What to do —
Reproduce the entries in full, with no changes.
——
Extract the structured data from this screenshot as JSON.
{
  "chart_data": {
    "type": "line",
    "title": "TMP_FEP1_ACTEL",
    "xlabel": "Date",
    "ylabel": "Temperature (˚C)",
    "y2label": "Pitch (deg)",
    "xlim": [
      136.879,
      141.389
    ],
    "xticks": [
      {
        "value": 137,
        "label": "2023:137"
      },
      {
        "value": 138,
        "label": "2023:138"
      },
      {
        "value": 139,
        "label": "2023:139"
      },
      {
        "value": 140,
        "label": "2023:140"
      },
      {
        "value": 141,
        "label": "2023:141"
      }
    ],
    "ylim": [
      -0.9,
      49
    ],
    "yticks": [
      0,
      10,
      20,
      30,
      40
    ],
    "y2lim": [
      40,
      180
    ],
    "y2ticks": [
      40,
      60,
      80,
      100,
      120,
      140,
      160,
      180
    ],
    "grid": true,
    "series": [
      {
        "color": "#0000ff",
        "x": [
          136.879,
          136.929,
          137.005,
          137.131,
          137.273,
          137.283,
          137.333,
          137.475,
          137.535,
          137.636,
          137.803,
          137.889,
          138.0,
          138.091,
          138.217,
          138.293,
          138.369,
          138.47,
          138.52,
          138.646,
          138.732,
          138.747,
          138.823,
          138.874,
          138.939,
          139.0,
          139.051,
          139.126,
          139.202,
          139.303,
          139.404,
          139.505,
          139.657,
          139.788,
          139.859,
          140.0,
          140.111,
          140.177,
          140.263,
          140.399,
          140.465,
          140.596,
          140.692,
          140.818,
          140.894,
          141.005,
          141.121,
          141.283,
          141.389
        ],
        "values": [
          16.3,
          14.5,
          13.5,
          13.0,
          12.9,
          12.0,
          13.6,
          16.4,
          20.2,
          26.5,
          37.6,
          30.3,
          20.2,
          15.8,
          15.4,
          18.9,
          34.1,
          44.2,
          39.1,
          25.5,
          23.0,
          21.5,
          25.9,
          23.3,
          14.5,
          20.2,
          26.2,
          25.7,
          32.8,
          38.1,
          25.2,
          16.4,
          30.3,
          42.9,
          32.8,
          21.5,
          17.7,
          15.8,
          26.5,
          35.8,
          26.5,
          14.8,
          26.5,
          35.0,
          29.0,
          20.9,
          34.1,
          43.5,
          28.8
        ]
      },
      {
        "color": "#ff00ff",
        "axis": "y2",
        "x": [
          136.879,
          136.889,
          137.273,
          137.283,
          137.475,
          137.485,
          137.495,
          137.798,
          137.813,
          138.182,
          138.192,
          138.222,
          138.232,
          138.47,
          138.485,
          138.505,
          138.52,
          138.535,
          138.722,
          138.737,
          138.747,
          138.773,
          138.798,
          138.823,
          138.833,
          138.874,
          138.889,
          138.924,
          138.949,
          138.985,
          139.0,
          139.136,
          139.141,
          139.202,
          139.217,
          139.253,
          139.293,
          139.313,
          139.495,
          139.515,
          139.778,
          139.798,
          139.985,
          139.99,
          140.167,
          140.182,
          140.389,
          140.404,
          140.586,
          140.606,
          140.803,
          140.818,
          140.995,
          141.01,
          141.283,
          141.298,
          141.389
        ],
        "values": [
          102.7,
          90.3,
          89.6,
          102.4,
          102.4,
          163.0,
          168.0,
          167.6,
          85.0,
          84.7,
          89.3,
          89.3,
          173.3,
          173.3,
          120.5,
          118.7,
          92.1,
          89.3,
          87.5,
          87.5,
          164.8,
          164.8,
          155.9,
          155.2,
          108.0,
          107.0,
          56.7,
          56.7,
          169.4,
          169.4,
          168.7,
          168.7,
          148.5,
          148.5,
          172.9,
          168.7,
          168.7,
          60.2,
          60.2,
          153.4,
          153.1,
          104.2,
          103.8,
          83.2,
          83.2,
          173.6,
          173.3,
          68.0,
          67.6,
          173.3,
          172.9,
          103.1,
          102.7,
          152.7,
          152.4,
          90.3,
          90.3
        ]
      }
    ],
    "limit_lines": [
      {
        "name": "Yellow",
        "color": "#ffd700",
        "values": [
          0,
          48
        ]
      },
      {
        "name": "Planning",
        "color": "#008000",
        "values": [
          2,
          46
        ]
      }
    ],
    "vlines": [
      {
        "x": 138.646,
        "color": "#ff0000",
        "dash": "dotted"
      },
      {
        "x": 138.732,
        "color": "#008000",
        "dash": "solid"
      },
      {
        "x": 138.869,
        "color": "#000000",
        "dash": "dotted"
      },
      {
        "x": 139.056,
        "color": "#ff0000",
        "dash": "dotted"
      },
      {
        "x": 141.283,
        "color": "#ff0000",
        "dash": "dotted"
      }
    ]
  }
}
——
Output for this task —
Extract the structured data from this screenshot as JSON.
{
  "chart_data": {
    "type": "line",
    "title": "TMP_FEP1_ACTEL",
    "xlabel": "Date",
    "ylabel": "Temperature (˚C)",
    "y2label": "Pitch (deg)",
    "xlim": [
      136.879,
      141.389
    ],
    "xticks": [
      {
        "value": 137,
        "label": "2023:137"
      },
      {
        "value": 138,
        "label": "2023:138"
      },
      {
        "value": 139,
        "label": "2023:139"
      },
      {
        "value": 140,
        "label": "2023:140"
      },
      {
        "value": 141,
        "label": "2023:141"
      }
    ],
    "ylim": [
      -0.9,
      49
    ],
    "yticks": [
      0,
      10,
      20,
      30,
      40
    ],
    "y2lim": [
      40,
      180
    ],
    "y2ticks": [
      40,
      60,
      80,
      100,
      120,
      140,
      160,
      180
    ],
    "grid": true,
    "series": [
      {
        "color": "#0000ff",
        "x": [
          136.879,
          136.929,
          137.005,
          137.131,
          137.273,
          137.283,
          137.333,
          137.475,
          137.535,
          137.636,
          137.803,
          137.889,
          138.0,
          138.091,
          138.217,
          138.293,
          138.369,
          138.47,
          138.52,
          138.646,
          138.732,
          138.747,
          138.823,
          138.874,
          138.939,
          139.0,
          139.051,
          139.126,
          139.202,
          139.303,
          139.404,
          139.505,
          139.657,
          139.788,
          139.859,
          140.0,
          140.111,
          140.177,
          140.263,
          140.399,
          140.465,
          140.596,
          140.692,
          140.818,
          140.894,
          141.005,
          141.121,
          141.283,
          141.389
        ],
        "values": [
          16.3,
          14.5,
          13.5,
          13.0,
          12.9,
          12.0,
          13.6,
          16.4,
          20.2,
          26.5,
          37.6,
          30.3,
          20.2,
          15.8,
          15.4,
          18.9,
          34.1,
          44.2,
          39.1,
          25.5,
          23.0,
          21.5,
          25.9,
          23.3,
          14.5,
          20.2,
          26.2,
          25.7,
          32.8,
          38.1,
          25.2,
          16.4,
          30.3,
          42.9,
          32.8,
          21.5,
          17.7,
          15.8,
          26.5,
          35.8,
          26.5,
          14.8,
          26.5,
          35.0,
          29.0,
          20.9,
          34.1,
          43.5,
          28.8
        ]
      },
      {
        "color": "#ff00ff",
        "axis": "y2",
        "x": [
          136.879,
          136.889,
          137.273,
          137.283,
          137.475,
          137.485,
          137.495,
          137.798,
          137.813,
          138.182,
          138.192,
          138.222,
          138.232,
          138.47,
          138.485,
          138.505,
          138.52,
          138.535,
          138.722,
          138.737,
          138.747,
          138.773,
          138.798,
          138.823,
          138.833,
          138.874,
          138.889,
          138.924,
          138.949,
          138.985,
          139.0,
          139.136,
          139.141,
          139.202,
          139.217,
          139.253,
          139.293,
          139.313,
          139.495,
          139.515,
          139.778,
          139.798,
          139.985,
          139.99,
          140.167,
          140.182,
          140.389,
          140.404,
          140.586,
          140.606,
          140.803,
          140.818,
          140.995,
          141.01,
          141.283,
          141.298,
          141.389
        ],
        "values": [
          102.7,
          90.3,
          89.6,
          102.4,
          102.4,
          163.0,
          168.0,
          167.6,
          85.0,
          84.7,
          89.3,
          89.3,
          173.3,
          173.3,
          120.5,
          118.7,
          92.1,
          89.3,
          87.5,
          87.5,
          164.8,
          164.8,
          155.9,
          155.2,
          108.0,
          107.0,
          56.7,
          56.7,
          169.4,
          169.4,
          168.7,
          168.7,
          148.5,
          148.5,
          172.9,
          168.7,
          168.7,
          60.2,
          60.2,
          153.4,
          153.1,
          104.2,
          103.8,
          83.2,
          83.2,
          173.6,
          173.3,
          68.0,
          67.6,
          173.3,
          172.9,
          103.1,
          102.7,
          152.7,
          152.4,
          90.3,
          90.3
        ]
      }
    ],
    "limit_lines": [
      {
        "name": "Yellow",
        "color": "#ffd700",
        "values": [
          0,
          48
        ]
      },
      {
        "name": "Planning",
        "color": "#008000",
        "values": [
          2,
          46
        ]
      }
    ],
    "vlines": [
      {
        "x": 138.646,
        "color": "#ff0000",
        "dash": "dotted"
      },
      {
        "x": 138.732,
        "color": "#008000",
        "dash": "solid"
      },
      {
        "x": 138.869,
        "color": "#000000",
        "dash": "dotted"
      },
      {
        "x": 139.056,
        "color": "#ff0000",
        "dash": "dotted"
      },
      {
        "x": 141.283,
        "color": "#ff0000",
        "dash": "dotted"
      }
    ]
  }
}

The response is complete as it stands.